== What the task asks ==
Identify the line that contains "Extract the structured" in the material. Output it and every line after it, unchanged, through the end.

— start Supplied data —

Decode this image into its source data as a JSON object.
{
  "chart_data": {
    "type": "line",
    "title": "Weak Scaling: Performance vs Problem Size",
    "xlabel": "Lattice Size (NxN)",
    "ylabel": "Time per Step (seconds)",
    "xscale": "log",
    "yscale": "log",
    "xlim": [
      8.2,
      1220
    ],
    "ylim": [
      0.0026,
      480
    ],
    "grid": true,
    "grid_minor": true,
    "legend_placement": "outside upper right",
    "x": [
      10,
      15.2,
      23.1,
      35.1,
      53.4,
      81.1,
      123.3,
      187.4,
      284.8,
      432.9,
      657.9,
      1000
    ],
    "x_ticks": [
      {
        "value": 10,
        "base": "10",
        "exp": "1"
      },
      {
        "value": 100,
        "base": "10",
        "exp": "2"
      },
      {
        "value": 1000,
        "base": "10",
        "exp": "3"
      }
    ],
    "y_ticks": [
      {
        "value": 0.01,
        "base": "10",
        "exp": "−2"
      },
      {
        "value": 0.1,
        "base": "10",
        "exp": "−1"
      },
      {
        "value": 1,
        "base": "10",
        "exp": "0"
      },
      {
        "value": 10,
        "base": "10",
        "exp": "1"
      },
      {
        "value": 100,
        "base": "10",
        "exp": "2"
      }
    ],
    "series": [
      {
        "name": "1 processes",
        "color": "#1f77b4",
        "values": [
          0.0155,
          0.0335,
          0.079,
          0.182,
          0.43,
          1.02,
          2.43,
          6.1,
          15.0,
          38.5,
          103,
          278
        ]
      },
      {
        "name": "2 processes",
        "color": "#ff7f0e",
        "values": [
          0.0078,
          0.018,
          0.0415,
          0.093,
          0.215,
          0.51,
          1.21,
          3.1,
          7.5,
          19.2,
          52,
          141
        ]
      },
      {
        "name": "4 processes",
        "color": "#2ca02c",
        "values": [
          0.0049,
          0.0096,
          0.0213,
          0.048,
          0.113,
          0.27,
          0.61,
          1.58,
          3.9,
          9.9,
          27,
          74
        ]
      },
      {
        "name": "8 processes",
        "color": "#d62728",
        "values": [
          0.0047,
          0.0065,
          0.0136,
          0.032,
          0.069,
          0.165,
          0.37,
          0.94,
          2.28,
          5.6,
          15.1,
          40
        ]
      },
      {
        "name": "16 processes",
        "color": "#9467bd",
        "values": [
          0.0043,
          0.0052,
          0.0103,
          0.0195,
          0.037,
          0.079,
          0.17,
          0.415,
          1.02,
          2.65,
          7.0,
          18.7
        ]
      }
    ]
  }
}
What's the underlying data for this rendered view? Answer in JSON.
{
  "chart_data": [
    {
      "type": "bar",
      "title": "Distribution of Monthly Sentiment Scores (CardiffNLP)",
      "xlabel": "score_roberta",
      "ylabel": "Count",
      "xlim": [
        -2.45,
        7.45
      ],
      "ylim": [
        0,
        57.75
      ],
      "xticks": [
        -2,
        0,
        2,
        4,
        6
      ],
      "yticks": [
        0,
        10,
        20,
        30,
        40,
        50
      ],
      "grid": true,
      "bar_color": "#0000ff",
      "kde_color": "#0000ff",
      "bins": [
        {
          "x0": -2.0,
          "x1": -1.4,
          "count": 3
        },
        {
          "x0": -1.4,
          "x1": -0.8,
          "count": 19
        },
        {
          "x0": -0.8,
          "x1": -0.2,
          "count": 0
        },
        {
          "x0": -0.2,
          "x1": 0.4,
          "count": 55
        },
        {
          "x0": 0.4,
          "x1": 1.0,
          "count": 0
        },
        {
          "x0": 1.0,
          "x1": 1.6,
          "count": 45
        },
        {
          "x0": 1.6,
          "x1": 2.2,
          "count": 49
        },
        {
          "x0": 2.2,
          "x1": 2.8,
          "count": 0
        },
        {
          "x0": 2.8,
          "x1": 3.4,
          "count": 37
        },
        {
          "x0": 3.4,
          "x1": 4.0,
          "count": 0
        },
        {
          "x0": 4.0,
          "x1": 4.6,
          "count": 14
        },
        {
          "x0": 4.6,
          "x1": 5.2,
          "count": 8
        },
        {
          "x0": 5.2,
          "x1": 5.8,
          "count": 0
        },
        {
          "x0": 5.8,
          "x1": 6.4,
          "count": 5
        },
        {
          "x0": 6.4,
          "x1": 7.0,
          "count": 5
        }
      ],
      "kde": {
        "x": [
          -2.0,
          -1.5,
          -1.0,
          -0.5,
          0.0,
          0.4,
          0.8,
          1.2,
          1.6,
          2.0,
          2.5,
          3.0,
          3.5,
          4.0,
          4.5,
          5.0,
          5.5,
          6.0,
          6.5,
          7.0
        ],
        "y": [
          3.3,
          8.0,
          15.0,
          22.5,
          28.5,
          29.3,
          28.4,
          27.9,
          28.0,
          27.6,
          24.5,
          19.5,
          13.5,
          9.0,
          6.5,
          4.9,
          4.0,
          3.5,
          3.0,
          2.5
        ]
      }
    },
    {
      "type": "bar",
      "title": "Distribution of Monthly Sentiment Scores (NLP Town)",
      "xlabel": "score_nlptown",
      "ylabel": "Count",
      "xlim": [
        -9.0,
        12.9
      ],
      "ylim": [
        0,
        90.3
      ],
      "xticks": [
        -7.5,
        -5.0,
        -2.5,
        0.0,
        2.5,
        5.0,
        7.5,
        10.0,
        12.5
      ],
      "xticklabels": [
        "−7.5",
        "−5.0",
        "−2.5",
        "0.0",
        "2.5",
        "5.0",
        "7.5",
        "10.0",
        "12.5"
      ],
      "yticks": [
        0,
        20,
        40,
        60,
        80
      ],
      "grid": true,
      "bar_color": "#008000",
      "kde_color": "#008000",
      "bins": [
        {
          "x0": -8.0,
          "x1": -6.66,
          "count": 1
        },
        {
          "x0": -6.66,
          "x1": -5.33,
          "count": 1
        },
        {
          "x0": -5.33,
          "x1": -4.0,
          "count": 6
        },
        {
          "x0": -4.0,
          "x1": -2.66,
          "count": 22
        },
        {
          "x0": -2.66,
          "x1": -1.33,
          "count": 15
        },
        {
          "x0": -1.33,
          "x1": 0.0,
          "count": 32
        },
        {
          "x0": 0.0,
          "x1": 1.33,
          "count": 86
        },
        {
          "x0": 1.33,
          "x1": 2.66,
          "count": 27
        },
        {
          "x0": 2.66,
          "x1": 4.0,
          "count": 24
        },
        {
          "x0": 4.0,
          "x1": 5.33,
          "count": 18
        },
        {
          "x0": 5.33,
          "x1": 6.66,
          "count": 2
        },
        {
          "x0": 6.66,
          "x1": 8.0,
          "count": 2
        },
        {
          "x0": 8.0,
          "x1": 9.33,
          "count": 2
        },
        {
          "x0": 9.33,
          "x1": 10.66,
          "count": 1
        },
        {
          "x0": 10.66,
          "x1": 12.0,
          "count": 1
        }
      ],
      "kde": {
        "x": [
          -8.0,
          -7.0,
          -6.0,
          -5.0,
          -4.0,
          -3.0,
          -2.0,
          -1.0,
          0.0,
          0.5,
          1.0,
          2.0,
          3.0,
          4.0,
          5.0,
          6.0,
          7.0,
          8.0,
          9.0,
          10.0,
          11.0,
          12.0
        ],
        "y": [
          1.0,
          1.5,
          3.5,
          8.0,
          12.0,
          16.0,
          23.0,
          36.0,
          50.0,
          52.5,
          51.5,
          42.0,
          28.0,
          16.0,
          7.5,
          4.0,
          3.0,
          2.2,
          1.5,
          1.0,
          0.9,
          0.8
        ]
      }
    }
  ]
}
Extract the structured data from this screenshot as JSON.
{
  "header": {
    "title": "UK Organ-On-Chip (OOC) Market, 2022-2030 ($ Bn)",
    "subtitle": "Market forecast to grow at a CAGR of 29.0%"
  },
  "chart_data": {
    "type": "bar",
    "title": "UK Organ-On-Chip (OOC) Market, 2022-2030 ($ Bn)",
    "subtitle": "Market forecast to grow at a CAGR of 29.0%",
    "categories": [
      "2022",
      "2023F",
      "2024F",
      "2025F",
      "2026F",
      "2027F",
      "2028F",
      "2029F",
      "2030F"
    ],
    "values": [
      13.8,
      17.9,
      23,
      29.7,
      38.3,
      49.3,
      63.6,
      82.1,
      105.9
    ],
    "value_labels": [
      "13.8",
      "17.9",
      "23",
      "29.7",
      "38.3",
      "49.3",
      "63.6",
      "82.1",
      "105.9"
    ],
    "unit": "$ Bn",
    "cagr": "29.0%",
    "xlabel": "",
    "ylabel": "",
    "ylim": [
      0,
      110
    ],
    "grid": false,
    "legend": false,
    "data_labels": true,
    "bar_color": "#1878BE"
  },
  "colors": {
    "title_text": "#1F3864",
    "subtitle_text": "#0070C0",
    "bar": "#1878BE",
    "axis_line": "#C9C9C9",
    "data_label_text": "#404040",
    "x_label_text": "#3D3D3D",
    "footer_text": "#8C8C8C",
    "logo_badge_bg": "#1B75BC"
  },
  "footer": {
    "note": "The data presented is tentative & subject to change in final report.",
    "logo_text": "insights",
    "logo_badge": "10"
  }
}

— end Supplied data —

== Task output ==
Extract the structured data from this screenshot as JSON.
{
  "header": {
    "title": "UK Organ-On-Chip (OOC) Market, 2022-2030 ($ Bn)",
    "subtitle": "Market forecast to grow at a CAGR of 29.0%"
  },
  "chart_data": {
    "type": "bar",
    "title": "UK Organ-On-Chip (OOC) Market, 2022-2030 ($ Bn)",
    "subtitle": "Market forecast to grow at a CAGR of 29.0%",
    "categories": [
      "2022",
      "2023F",
      "2024F",
      "2025F",
      "2026F",
      "2027F",
      "2028F",
      "2029F",
      "2030F"
    ],
    "values": [
      13.8,
      17.9,
      23,
      29.7,
      38.3,
      49.3,
      63.6,
      82.1,
      105.9
    ],
    "value_labels": [
      "13.8",
      "17.9",
      "23",
      "29.7",
      "38.3",
      "49.3",
      "63.6",
      "82.1",
      "105.9"
    ],
    "unit": "$ Bn",
    "cagr": "29.0%",
    "xlabel": "",
    "ylabel": "",
    "ylim": [
      0,
      110
    ],
    "grid": false,
    "legend": false,
    "data_labels": true,
    "bar_color": "#1878BE"
  },
  "colors": {
    "title_text": "#1F3864",
    "subtitle_text": "#0070C0",
    "bar": "#1878BE",
    "axis_line": "#C9C9C9",
    "data_label_text": "#404040",
    "x_label_text": "#3D3D3D",
    "footer_text": "#8C8C8C",
    "logo_badge_bg": "#1B75BC"
  },
  "footer": {
    "note": "The data presented is tentative & subject to change in final report.",
    "logo_text": "insights",
    "logo_badge": "10"
  }
}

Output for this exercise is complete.